▶ **Written problem**: Look through the material and copy each line holding "engagemang".

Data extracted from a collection
• • •
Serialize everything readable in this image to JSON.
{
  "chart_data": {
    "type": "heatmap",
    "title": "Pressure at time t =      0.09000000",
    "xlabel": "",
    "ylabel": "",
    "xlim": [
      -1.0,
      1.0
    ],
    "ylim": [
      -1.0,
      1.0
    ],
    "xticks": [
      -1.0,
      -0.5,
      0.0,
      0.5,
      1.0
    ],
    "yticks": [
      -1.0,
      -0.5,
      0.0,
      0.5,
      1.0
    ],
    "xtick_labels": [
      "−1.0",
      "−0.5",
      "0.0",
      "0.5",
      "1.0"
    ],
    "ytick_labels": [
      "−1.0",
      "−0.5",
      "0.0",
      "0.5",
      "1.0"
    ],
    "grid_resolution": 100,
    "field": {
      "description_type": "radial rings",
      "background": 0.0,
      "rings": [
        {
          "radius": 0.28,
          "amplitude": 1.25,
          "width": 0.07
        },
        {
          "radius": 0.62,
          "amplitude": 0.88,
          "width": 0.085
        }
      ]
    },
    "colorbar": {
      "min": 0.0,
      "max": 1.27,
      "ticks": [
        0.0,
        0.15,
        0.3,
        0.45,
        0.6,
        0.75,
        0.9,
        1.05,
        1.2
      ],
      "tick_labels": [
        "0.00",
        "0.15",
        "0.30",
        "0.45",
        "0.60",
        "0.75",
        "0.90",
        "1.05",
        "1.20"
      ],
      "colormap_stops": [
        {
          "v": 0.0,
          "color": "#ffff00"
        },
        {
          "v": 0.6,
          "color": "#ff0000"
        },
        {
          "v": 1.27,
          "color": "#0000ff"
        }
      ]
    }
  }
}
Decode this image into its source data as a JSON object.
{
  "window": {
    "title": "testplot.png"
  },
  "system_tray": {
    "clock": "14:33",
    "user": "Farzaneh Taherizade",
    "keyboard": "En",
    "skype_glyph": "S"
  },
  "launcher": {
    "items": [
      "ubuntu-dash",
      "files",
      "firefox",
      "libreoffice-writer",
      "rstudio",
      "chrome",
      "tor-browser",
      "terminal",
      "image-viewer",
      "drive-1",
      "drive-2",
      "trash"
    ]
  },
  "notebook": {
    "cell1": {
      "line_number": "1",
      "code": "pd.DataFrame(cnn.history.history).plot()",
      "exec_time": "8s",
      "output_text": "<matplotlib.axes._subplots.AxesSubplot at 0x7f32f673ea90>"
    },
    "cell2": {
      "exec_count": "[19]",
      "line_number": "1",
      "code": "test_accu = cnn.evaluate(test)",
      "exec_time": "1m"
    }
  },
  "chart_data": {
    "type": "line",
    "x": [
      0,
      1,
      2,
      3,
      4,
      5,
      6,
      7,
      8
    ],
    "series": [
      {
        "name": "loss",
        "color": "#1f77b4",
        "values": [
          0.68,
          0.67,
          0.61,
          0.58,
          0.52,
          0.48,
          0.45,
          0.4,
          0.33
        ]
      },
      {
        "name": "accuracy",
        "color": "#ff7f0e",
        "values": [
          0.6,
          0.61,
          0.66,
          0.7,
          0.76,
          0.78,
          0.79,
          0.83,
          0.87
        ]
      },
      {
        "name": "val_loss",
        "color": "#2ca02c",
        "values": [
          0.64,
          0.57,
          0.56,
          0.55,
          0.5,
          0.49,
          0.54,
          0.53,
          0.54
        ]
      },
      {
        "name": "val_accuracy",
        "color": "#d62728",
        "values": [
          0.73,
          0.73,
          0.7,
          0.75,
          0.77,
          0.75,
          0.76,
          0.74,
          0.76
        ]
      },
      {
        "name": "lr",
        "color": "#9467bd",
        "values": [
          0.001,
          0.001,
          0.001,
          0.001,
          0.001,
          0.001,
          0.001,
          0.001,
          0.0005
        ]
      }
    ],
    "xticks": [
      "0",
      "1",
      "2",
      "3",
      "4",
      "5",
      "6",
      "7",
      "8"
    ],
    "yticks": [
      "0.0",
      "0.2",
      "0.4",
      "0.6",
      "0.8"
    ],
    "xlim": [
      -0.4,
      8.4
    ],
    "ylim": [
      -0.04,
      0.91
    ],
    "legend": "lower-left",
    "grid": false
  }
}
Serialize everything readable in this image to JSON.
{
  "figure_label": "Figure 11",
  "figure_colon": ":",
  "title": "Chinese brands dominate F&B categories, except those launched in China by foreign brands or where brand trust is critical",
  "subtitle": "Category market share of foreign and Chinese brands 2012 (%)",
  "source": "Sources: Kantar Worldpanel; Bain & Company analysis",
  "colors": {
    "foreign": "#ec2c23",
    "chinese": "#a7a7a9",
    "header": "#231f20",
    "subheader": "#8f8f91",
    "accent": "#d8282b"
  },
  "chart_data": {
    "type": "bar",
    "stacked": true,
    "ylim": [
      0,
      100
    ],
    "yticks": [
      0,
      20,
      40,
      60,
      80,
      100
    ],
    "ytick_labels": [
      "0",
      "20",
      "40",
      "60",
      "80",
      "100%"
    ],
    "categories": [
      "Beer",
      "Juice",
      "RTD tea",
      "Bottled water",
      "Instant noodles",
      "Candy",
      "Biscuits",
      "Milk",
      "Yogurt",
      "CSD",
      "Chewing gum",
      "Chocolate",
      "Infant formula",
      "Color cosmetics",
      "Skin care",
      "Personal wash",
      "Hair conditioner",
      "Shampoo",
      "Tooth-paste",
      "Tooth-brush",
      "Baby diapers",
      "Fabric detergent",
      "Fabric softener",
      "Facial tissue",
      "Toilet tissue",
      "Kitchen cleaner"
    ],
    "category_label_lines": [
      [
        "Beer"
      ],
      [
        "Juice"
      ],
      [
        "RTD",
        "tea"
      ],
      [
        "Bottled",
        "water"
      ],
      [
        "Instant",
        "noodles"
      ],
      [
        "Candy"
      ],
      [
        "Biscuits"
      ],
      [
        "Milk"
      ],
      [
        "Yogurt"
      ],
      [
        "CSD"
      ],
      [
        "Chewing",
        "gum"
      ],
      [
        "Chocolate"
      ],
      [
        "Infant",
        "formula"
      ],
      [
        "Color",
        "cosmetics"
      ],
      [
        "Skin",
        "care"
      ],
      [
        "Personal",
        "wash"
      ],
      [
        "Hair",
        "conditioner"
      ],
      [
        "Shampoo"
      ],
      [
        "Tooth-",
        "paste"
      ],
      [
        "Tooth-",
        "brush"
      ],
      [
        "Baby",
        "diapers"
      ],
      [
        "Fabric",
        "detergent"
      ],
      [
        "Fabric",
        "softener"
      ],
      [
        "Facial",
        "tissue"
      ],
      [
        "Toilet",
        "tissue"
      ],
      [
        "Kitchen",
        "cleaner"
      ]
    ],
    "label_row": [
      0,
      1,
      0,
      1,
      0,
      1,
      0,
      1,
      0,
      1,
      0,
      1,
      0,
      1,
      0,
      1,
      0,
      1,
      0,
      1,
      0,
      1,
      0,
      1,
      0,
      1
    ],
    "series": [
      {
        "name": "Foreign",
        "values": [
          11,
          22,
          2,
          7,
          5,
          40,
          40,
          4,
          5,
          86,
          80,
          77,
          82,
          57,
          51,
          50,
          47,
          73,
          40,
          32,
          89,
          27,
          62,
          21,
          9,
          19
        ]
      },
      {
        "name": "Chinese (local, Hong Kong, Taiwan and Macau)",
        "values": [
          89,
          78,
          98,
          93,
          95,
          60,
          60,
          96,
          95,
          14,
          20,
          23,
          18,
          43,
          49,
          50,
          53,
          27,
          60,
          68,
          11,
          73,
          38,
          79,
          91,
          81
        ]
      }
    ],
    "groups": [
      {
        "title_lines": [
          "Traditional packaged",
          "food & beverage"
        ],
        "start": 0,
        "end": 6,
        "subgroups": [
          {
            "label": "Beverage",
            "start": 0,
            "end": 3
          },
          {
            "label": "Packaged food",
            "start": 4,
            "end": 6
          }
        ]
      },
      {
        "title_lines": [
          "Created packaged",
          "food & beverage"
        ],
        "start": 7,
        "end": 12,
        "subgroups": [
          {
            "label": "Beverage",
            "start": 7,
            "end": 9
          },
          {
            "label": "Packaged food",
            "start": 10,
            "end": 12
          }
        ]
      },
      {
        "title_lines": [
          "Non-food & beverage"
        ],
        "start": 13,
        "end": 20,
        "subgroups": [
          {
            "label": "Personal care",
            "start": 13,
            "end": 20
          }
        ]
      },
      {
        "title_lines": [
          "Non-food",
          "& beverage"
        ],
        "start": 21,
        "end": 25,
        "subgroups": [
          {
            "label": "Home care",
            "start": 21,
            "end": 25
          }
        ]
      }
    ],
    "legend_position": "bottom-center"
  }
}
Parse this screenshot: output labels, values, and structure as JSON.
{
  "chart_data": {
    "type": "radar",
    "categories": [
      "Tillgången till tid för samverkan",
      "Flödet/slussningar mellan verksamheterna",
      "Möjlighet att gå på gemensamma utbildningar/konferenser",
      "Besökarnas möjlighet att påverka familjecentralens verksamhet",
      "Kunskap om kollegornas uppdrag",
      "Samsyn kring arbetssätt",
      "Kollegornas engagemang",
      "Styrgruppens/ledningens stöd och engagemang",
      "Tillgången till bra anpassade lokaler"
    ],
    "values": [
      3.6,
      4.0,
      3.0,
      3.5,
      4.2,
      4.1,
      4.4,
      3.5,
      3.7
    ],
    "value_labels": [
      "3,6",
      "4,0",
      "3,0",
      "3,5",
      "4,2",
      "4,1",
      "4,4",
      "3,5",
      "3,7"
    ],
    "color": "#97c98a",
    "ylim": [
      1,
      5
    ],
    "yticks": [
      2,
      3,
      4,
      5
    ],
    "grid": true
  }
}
• • •
▶ **Final answer**:
      "Kollegornas engagemang",
      "Styrgruppens/ledningens stöd och engagemang",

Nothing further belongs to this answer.